◆ TASK STATEMENT
Where a line in the listing contains the string "some", copy that line out.

___ SOURCE MATERIAL

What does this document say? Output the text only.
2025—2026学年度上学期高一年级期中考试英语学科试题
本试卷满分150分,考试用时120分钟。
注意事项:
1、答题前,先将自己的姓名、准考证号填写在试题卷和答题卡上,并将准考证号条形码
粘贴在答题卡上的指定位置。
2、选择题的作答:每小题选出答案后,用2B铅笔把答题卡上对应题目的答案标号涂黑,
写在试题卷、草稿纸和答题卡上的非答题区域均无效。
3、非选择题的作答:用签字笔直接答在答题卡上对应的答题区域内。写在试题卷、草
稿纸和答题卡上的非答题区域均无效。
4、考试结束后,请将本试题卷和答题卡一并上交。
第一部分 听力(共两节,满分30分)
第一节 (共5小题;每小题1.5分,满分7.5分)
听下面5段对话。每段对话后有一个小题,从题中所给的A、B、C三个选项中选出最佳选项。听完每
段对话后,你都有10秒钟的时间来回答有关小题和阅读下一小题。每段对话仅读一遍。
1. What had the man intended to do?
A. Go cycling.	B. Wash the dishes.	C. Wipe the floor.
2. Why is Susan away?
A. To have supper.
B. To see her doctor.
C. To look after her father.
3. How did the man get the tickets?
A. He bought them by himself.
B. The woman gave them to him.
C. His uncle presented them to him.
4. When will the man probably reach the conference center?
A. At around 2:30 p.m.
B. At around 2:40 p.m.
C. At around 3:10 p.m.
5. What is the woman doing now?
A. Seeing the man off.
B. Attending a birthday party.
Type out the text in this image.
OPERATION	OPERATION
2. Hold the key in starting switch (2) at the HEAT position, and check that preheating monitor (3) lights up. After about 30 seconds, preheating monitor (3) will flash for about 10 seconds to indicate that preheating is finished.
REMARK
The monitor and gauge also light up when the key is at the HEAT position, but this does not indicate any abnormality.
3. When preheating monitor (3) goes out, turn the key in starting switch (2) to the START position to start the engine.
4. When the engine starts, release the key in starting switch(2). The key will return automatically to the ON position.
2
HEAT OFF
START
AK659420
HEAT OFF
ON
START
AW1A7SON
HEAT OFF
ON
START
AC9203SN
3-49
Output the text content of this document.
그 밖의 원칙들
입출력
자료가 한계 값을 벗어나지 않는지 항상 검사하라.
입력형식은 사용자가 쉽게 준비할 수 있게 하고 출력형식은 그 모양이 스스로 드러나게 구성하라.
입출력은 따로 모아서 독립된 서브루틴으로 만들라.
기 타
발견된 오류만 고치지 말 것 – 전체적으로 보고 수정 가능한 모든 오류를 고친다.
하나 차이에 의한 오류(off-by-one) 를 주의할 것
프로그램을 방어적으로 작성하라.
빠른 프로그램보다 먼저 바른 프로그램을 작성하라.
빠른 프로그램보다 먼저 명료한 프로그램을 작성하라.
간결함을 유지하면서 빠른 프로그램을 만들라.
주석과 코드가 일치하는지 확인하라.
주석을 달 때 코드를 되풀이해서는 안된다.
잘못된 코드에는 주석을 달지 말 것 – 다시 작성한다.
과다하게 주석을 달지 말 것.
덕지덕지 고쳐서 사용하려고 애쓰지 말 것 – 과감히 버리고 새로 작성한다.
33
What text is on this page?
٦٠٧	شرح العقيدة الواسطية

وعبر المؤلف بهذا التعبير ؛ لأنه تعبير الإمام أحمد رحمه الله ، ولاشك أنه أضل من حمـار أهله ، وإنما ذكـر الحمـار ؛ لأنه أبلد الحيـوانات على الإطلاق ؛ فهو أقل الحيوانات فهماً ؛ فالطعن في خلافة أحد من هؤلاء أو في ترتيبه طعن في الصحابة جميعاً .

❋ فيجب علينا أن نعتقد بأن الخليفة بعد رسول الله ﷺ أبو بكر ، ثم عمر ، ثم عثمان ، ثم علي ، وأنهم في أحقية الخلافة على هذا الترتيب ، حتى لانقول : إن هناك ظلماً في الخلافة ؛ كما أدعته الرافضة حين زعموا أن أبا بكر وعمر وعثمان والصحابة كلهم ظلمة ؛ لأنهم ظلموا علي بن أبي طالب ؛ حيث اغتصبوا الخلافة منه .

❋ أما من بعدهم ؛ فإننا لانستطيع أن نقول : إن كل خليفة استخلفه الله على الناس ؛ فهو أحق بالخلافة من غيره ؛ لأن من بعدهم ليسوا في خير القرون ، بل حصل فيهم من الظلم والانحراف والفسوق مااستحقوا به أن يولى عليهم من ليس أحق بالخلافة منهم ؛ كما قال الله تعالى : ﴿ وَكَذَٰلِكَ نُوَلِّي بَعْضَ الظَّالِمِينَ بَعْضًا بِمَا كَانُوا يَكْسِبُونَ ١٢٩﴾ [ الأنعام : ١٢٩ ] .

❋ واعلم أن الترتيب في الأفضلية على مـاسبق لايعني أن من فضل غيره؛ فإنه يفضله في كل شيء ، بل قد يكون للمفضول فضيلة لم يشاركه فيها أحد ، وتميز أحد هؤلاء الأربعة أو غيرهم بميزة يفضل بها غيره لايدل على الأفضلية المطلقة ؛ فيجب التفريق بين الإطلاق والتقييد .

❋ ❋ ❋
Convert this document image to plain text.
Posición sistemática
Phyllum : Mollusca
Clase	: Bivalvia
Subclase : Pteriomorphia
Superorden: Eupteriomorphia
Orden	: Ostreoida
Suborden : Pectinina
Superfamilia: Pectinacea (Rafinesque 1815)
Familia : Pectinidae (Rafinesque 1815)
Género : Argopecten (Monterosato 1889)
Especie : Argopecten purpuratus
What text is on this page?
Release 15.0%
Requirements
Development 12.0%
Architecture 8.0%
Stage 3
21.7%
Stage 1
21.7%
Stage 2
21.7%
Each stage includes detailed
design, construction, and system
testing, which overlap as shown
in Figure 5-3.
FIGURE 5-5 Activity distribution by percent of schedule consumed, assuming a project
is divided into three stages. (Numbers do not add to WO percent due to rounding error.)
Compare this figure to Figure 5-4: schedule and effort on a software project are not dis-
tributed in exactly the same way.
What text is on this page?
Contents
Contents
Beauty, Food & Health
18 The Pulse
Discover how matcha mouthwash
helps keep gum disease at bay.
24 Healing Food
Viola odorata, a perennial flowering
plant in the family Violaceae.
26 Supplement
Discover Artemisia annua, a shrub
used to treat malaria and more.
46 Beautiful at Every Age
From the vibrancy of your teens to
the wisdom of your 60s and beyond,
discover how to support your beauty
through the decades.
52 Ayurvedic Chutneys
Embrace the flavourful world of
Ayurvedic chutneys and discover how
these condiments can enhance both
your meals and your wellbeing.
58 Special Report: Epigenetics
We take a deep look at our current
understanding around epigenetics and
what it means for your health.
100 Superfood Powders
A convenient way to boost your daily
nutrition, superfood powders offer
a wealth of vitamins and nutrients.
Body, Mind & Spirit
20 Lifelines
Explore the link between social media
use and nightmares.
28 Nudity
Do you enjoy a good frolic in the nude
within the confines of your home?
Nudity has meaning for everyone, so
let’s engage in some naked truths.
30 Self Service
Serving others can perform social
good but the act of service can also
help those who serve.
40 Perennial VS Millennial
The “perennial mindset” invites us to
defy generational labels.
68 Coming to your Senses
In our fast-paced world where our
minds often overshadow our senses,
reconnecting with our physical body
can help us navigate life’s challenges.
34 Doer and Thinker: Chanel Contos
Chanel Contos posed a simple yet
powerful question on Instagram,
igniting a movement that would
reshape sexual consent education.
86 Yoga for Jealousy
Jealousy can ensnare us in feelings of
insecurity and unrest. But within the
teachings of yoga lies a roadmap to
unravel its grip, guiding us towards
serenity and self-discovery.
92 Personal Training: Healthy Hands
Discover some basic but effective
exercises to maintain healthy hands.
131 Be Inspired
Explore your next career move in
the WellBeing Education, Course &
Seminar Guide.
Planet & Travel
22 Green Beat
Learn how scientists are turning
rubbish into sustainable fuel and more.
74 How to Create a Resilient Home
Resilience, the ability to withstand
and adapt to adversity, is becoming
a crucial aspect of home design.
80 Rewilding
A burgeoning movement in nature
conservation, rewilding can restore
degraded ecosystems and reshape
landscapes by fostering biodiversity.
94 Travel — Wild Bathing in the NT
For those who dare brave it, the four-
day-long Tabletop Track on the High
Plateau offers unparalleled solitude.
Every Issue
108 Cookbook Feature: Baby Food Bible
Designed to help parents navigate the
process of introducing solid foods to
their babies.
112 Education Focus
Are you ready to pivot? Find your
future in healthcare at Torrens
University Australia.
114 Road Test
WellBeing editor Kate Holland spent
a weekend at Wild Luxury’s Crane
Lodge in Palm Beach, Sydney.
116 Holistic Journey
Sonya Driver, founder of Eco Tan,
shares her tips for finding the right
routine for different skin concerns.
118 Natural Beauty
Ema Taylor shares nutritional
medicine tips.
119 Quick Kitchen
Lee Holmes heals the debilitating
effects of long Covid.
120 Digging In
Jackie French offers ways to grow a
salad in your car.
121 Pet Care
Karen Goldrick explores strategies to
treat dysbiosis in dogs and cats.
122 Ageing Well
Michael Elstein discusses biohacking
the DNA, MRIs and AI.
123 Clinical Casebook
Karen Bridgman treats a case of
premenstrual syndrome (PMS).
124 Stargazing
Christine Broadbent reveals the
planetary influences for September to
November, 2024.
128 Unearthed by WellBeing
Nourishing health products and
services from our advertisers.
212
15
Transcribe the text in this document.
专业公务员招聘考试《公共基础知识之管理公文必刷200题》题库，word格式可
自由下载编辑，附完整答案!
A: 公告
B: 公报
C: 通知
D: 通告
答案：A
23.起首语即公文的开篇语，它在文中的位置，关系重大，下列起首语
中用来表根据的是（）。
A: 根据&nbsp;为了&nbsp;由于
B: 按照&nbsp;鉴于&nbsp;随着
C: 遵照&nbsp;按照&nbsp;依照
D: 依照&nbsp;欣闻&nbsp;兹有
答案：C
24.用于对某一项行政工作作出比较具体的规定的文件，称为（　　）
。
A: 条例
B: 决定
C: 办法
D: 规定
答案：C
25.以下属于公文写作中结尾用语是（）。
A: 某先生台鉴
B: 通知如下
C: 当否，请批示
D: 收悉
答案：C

______

◆ FINAL RESULT
let’s engage in some naked truths.
Discover some basic but effective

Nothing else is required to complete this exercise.